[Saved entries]
## begin
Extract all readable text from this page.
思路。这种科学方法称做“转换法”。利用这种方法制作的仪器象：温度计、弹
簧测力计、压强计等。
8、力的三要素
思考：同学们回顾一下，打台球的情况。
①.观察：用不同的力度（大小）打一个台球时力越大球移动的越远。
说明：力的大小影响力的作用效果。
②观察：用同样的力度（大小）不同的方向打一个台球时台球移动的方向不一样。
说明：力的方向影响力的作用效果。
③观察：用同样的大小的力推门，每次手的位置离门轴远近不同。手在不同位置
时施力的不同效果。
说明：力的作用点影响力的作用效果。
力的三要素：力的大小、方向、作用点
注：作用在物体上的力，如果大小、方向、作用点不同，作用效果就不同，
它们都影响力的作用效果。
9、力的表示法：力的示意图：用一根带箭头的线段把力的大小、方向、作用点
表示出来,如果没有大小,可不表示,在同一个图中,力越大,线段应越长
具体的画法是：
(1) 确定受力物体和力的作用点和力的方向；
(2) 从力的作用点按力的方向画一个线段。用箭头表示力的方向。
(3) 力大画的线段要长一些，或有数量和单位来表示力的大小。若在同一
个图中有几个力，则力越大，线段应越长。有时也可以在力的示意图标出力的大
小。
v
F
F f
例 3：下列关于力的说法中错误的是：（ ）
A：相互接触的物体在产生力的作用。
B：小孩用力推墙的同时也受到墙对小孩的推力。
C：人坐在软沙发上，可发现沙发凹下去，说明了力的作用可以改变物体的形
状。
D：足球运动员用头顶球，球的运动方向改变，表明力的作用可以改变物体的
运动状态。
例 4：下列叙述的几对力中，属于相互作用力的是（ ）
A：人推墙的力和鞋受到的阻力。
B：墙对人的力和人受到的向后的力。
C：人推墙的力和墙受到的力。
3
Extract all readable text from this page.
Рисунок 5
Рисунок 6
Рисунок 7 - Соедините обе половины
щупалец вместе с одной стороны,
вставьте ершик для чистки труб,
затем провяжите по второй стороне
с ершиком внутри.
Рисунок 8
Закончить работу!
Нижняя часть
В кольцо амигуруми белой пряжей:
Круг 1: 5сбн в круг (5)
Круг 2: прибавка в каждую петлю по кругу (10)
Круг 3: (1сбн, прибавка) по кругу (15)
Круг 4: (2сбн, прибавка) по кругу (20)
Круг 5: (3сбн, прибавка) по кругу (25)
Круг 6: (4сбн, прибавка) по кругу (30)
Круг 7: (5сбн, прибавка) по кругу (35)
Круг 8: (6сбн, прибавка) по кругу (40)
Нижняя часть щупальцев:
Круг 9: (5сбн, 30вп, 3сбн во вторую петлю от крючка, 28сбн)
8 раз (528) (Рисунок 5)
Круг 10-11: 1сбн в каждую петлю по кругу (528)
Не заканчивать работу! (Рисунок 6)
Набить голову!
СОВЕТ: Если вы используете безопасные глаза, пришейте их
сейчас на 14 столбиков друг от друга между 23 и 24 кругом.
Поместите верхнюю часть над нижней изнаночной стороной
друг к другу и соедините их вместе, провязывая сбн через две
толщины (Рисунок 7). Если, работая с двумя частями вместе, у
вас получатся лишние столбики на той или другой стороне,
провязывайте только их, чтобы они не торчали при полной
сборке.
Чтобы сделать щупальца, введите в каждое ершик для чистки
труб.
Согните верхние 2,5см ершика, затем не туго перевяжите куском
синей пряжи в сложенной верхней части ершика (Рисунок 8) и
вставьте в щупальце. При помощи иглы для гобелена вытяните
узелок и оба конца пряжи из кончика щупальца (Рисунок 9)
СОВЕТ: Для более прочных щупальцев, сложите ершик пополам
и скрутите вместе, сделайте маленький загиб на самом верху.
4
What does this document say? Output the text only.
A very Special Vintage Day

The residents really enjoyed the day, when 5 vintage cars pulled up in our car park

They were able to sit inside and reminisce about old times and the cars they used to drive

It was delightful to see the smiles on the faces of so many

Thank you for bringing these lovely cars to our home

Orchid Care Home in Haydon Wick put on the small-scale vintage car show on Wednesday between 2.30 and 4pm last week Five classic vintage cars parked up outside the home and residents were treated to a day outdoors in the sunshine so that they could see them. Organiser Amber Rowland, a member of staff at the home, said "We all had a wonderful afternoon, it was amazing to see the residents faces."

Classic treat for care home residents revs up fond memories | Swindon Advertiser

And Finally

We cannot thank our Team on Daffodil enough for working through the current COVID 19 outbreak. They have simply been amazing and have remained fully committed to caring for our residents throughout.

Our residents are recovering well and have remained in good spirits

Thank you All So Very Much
## end
WHAT YOU WILL DO. Write out every entry again, keeping each line exactly the same.

FINISHED EXERCISE.
Extract all readable text from this page.
思路。这种科学方法称做“转换法”。利用这种方法制作的仪器象：温度计、弹
簧测力计、压强计等。
8、力的三要素
思考：同学们回顾一下，打台球的情况。
①.观察：用不同的力度（大小）打一个台球时力越大球移动的越远。
说明：力的大小影响力的作用效果。
②观察：用同样的力度（大小）不同的方向打一个台球时台球移动的方向不一样。
说明：力的方向影响力的作用效果。
③观察：用同样的大小的力推门，每次手的位置离门轴远近不同。手在不同位置
时施力的不同效果。
说明：力的作用点影响力的作用效果。
力的三要素：力的大小、方向、作用点
注：作用在物体上的力，如果大小、方向、作用点不同，作用效果就不同，
它们都影响力的作用效果。
9、力的表示法：力的示意图：用一根带箭头的线段把力的大小、方向、作用点
表示出来,如果没有大小,可不表示,在同一个图中,力越大,线段应越长
具体的画法是：
(1) 确定受力物体和力的作用点和力的方向；
(2) 从力的作用点按力的方向画一个线段。用箭头表示力的方向。
(3) 力大画的线段要长一些，或有数量和单位来表示力的大小。若在同一
个图中有几个力，则力越大，线段应越长。有时也可以在力的示意图标出力的大
小。
v
F
F f
例 3：下列关于力的说法中错误的是：（ ）
A：相互接触的物体在产生力的作用。
B：小孩用力推墙的同时也受到墙对小孩的推力。
C：人坐在软沙发上，可发现沙发凹下去，说明了力的作用可以改变物体的形
状。
D：足球运动员用头顶球，球的运动方向改变，表明力的作用可以改变物体的
运动状态。
例 4：下列叙述的几对力中，属于相互作用力的是（ ）
A：人推墙的力和鞋受到的阻力。
B：墙对人的力和人受到的向后的力。
C：人推墙的力和墙受到的力。
3
Extract all readable text from this page.
Рисунок 5
Рисунок 6
Рисунок 7 - Соедините обе половины
щупалец вместе с одной стороны,
вставьте ершик для чистки труб,
затем провяжите по второй стороне
с ершиком внутри.
Рисунок 8
Закончить работу!
Нижняя часть
В кольцо амигуруми белой пряжей:
Круг 1: 5сбн в круг (5)
Круг 2: прибавка в каждую петлю по кругу (10)
Круг 3: (1сбн, прибавка) по кругу (15)
Круг 4: (2сбн, прибавка) по кругу (20)
Круг 5: (3сбн, прибавка) по кругу (25)
Круг 6: (4сбн, прибавка) по кругу (30)
Круг 7: (5сбн, прибавка) по кругу (35)
Круг 8: (6сбн, прибавка) по кругу (40)
Нижняя часть щупальцев:
Круг 9: (5сбн, 30вп, 3сбн во вторую петлю от крючка, 28сбн)
8 раз (528) (Рисунок 5)
Круг 10-11: 1сбн в каждую петлю по кругу (528)
Не заканчивать работу! (Рисунок 6)
Набить голову!
СОВЕТ: Если вы используете безопасные глаза, пришейте их
сейчас на 14 столбиков друг от друга между 23 и 24 кругом.
Поместите верхнюю часть над нижней изнаночной стороной
друг к другу и соедините их вместе, провязывая сбн через две
толщины (Рисунок 7). Если, работая с двумя частями вместе, у
вас получатся лишние столбики на той или другой стороне,
провязывайте только их, чтобы они не торчали при полной
сборке.
Чтобы сделать щупальца, введите в каждое ершик для чистки
труб.
Согните верхние 2,5см ершика, затем не туго перевяжите куском
синей пряжи в сложенной верхней части ершика (Рисунок 8) и
вставьте в щупальце. При помощи иглы для гобелена вытяните
узелок и оба конца пряжи из кончика щупальца (Рисунок 9)
СОВЕТ: Для более прочных щупальцев, сложите ершик пополам
и скрутите вместе, сделайте маленький загиб на самом верху.
4
What does this document say? Output the text only.
A very Special Vintage Day

The residents really enjoyed the day, when 5 vintage cars pulled up in our car park

They were able to sit inside and reminisce about old times and the cars they used to drive

It was delightful to see the smiles on the faces of so many

Thank you for bringing these lovely cars to our home

Orchid Care Home in Haydon Wick put on the small-scale vintage car show on Wednesday between 2.30 and 4pm last week Five classic vintage cars parked up outside the home and residents were treated to a day outdoors in the sunshine so that they could see them. Organiser Amber Rowland, a member of staff at the home, said "We all had a wonderful afternoon, it was amazing to see the residents faces."

Classic treat for care home residents revs up fond memories | Swindon Advertiser

And Finally

We cannot thank our Team on Daffodil enough for working through the current COVID 19 outbreak. They have simply been amazing and have remained fully committed to caring for our residents throughout.

Our residents are recovering well and have remained in good spirits

Thank you All So Very Much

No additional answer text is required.